Aim -> Records follow. Select each line holding "globe".

Collected data entries
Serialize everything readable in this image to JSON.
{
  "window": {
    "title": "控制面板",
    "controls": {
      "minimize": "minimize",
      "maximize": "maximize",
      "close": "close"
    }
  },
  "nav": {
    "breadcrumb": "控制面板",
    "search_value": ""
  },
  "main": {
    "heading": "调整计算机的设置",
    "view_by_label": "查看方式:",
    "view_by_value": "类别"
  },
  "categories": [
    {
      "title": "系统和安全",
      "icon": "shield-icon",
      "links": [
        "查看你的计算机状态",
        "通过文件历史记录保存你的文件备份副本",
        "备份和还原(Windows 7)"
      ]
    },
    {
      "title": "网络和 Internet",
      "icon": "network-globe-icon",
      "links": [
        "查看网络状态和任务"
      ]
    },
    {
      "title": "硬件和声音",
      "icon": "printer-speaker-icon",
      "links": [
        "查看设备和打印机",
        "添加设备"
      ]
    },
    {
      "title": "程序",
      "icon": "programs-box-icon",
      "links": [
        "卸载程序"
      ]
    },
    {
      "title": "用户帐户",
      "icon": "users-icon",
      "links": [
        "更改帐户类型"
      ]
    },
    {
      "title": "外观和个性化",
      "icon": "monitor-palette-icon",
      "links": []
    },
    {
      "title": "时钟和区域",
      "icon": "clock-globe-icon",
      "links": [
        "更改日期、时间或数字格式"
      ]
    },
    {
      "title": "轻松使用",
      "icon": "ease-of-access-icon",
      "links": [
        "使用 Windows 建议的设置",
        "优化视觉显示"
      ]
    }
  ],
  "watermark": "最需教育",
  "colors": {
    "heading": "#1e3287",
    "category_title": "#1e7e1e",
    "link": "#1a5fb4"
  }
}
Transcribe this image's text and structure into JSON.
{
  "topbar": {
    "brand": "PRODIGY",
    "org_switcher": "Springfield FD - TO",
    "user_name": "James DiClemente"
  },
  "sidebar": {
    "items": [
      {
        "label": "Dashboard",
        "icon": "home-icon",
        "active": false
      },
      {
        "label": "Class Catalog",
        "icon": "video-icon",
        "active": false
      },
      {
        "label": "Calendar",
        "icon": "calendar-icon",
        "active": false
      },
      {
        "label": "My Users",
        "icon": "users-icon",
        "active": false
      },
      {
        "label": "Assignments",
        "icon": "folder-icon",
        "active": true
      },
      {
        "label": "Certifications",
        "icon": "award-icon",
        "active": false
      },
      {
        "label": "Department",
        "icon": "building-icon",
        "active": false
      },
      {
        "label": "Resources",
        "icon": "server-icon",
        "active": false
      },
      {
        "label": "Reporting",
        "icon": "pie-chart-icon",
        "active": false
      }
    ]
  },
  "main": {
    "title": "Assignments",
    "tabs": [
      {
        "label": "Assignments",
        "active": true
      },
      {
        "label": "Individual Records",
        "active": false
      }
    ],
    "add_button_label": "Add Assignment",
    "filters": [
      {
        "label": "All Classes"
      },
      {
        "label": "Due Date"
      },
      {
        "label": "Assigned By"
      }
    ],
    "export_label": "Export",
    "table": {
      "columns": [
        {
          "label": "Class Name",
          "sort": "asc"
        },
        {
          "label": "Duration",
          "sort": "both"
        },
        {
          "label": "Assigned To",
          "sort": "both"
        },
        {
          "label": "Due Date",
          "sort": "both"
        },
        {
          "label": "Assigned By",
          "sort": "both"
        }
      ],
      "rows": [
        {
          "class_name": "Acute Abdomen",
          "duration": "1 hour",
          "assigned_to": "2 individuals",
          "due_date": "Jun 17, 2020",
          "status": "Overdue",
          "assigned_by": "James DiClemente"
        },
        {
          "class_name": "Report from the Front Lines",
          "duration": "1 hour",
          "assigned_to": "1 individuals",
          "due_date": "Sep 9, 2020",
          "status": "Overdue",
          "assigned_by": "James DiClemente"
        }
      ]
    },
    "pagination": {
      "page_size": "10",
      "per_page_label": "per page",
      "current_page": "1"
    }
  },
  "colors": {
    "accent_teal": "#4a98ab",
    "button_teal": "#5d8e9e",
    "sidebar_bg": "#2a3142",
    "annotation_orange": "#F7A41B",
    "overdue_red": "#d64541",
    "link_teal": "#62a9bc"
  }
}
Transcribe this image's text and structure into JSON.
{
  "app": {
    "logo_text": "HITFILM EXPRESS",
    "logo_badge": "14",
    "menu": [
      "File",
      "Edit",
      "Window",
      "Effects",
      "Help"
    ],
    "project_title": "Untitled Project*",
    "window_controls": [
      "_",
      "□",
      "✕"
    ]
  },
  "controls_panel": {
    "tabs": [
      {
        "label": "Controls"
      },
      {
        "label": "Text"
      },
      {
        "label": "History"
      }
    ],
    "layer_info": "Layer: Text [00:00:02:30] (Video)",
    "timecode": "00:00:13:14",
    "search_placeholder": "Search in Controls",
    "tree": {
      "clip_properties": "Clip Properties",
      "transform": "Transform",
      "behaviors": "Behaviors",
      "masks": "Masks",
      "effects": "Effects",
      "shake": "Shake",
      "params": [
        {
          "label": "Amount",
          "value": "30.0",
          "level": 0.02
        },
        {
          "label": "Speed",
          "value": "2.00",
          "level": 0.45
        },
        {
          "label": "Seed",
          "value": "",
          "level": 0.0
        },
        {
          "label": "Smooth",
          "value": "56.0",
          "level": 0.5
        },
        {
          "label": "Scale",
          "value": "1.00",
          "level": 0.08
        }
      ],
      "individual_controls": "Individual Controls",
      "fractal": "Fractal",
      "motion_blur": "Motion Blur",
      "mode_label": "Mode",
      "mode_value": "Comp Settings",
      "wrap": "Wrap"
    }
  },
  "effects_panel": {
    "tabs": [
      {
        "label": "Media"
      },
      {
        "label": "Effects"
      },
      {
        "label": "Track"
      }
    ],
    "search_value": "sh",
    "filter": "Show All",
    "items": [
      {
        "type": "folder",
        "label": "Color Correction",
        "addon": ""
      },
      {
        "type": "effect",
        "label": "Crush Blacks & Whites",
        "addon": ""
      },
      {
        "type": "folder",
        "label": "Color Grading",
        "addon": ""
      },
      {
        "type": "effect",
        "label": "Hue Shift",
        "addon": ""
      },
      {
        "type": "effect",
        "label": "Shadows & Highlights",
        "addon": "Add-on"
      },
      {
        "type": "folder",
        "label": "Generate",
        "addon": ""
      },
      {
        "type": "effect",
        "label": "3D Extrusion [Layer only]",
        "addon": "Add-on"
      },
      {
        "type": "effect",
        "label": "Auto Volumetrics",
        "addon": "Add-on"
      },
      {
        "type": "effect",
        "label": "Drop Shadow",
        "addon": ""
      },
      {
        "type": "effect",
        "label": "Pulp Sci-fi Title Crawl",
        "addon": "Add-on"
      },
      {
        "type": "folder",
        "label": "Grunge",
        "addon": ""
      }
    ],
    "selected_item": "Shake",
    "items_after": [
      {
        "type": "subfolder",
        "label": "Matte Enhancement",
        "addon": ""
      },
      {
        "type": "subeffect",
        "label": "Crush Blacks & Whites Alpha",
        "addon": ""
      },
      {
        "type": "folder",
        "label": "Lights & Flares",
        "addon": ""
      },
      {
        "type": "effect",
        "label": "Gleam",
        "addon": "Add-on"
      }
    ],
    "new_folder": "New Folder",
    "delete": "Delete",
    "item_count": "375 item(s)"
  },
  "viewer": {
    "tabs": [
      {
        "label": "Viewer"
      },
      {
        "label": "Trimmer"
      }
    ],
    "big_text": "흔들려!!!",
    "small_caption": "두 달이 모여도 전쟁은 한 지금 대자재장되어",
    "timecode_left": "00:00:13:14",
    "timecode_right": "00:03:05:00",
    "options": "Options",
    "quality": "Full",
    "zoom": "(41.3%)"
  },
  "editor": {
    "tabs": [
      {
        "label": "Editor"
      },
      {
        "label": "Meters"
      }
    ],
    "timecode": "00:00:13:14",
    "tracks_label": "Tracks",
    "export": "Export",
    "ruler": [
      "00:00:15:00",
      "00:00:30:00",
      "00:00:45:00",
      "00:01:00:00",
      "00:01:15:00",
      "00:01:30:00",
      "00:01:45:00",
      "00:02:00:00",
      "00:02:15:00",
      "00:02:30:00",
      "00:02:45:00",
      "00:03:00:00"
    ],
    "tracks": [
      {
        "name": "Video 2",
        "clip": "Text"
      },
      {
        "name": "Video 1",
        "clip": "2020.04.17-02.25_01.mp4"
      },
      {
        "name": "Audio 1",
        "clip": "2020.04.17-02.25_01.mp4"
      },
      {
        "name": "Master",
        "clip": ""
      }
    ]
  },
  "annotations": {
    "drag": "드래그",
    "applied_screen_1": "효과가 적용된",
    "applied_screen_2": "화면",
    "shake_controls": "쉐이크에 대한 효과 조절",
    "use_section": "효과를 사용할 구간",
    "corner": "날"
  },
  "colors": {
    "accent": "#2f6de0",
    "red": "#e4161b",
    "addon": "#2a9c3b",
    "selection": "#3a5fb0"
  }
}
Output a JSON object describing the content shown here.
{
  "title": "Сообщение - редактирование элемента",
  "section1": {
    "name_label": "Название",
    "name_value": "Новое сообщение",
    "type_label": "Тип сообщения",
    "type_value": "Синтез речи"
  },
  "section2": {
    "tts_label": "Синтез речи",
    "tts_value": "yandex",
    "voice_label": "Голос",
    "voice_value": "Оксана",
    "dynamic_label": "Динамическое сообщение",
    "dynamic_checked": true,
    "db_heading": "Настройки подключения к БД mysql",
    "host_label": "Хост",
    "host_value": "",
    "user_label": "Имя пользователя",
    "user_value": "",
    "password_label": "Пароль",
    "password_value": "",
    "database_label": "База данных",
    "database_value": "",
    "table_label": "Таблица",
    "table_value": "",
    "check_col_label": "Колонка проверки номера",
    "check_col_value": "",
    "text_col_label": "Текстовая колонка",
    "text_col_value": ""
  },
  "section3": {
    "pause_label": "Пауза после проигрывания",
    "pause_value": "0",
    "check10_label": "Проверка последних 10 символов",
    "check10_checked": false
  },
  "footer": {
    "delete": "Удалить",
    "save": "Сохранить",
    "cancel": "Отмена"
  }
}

Answer for the task ->
      "icon": "network-globe-icon",
      "icon": "clock-globe-icon",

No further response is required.